RECORD EXCERPTS:
· · ·

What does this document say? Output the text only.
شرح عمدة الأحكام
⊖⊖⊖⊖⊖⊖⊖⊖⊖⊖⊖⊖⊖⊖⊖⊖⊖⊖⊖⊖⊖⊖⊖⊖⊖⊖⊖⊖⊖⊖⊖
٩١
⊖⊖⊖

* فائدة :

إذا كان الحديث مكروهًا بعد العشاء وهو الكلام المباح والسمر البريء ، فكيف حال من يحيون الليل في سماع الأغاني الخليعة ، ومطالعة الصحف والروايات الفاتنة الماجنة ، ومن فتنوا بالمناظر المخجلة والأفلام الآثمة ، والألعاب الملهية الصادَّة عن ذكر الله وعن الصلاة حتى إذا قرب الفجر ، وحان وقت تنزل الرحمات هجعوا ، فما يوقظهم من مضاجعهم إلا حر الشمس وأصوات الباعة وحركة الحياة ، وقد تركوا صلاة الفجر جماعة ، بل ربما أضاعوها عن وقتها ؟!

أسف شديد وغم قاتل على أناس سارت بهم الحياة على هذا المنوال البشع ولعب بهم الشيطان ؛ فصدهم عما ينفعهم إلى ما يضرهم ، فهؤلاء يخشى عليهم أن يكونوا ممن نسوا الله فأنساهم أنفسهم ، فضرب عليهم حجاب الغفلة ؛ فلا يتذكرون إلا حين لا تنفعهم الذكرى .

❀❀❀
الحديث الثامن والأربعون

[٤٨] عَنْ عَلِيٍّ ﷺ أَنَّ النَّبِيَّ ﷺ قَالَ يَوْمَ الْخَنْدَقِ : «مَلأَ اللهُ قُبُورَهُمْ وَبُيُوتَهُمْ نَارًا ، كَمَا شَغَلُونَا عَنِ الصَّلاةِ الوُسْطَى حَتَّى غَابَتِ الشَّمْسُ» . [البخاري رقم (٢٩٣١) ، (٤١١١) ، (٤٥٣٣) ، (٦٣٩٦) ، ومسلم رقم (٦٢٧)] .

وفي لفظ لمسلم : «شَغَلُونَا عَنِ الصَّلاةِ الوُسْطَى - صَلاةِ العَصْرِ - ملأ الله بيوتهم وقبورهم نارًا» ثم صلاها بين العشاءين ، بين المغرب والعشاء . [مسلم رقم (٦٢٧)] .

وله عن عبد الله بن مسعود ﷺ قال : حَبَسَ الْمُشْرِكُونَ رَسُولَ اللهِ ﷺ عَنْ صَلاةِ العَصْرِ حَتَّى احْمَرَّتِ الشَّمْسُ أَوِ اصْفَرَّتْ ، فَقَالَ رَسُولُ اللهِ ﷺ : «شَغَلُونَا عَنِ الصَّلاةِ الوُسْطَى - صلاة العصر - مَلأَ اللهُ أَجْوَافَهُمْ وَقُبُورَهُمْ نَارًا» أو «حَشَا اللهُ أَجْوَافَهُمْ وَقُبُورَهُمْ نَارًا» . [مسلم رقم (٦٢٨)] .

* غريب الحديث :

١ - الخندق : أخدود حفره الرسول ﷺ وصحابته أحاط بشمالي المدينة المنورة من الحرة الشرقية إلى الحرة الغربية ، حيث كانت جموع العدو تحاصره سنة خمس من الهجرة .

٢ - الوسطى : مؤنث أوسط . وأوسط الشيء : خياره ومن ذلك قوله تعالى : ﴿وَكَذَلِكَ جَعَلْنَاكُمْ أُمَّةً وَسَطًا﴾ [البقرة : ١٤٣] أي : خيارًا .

· · ·

Reproduce the material exactly, with every line intact.

COMPLETED TASK:
What does this document say? Output the text only.
شرح عمدة الأحكام
⊖⊖⊖⊖⊖⊖⊖⊖⊖⊖⊖⊖⊖⊖⊖⊖⊖⊖⊖⊖⊖⊖⊖⊖⊖⊖⊖⊖⊖⊖⊖
٩١
⊖⊖⊖

* فائدة :

إذا كان الحديث مكروهًا بعد العشاء وهو الكلام المباح والسمر البريء ، فكيف حال من يحيون الليل في سماع الأغاني الخليعة ، ومطالعة الصحف والروايات الفاتنة الماجنة ، ومن فتنوا بالمناظر المخجلة والأفلام الآثمة ، والألعاب الملهية الصادَّة عن ذكر الله وعن الصلاة حتى إذا قرب الفجر ، وحان وقت تنزل الرحمات هجعوا ، فما يوقظهم من مضاجعهم إلا حر الشمس وأصوات الباعة وحركة الحياة ، وقد تركوا صلاة الفجر جماعة ، بل ربما أضاعوها عن وقتها ؟!

أسف شديد وغم قاتل على أناس سارت بهم الحياة على هذا المنوال البشع ولعب بهم الشيطان ؛ فصدهم عما ينفعهم إلى ما يضرهم ، فهؤلاء يخشى عليهم أن يكونوا ممن نسوا الله فأنساهم أنفسهم ، فضرب عليهم حجاب الغفلة ؛ فلا يتذكرون إلا حين لا تنفعهم الذكرى .

❀❀❀
الحديث الثامن والأربعون

[٤٨] عَنْ عَلِيٍّ ﷺ أَنَّ النَّبِيَّ ﷺ قَالَ يَوْمَ الْخَنْدَقِ : «مَلأَ اللهُ قُبُورَهُمْ وَبُيُوتَهُمْ نَارًا ، كَمَا شَغَلُونَا عَنِ الصَّلاةِ الوُسْطَى حَتَّى غَابَتِ الشَّمْسُ» . [البخاري رقم (٢٩٣١) ، (٤١١١) ، (٤٥٣٣) ، (٦٣٩٦) ، ومسلم رقم (٦٢٧)] .

وفي لفظ لمسلم : «شَغَلُونَا عَنِ الصَّلاةِ الوُسْطَى - صَلاةِ العَصْرِ - ملأ الله بيوتهم وقبورهم نارًا» ثم صلاها بين العشاءين ، بين المغرب والعشاء . [مسلم رقم (٦٢٧)] .

وله عن عبد الله بن مسعود ﷺ قال : حَبَسَ الْمُشْرِكُونَ رَسُولَ اللهِ ﷺ عَنْ صَلاةِ العَصْرِ حَتَّى احْمَرَّتِ الشَّمْسُ أَوِ اصْفَرَّتْ ، فَقَالَ رَسُولُ اللهِ ﷺ : «شَغَلُونَا عَنِ الصَّلاةِ الوُسْطَى - صلاة العصر - مَلأَ اللهُ أَجْوَافَهُمْ وَقُبُورَهُمْ نَارًا» أو «حَشَا اللهُ أَجْوَافَهُمْ وَقُبُورَهُمْ نَارًا» . [مسلم رقم (٦٢٨)] .

* غريب الحديث :

١ - الخندق : أخدود حفره الرسول ﷺ وصحابته أحاط بشمالي المدينة المنورة من الحرة الشرقية إلى الحرة الغربية ، حيث كانت جموع العدو تحاصره سنة خمس من الهجرة .

٢ - الوسطى : مؤنث أوسط . وأوسط الشيء : خياره ومن ذلك قوله تعالى : ﴿وَكَذَلِكَ جَعَلْنَاكُمْ أُمَّةً وَسَطًا﴾ [البقرة : ١٤٣] أي : خيارًا .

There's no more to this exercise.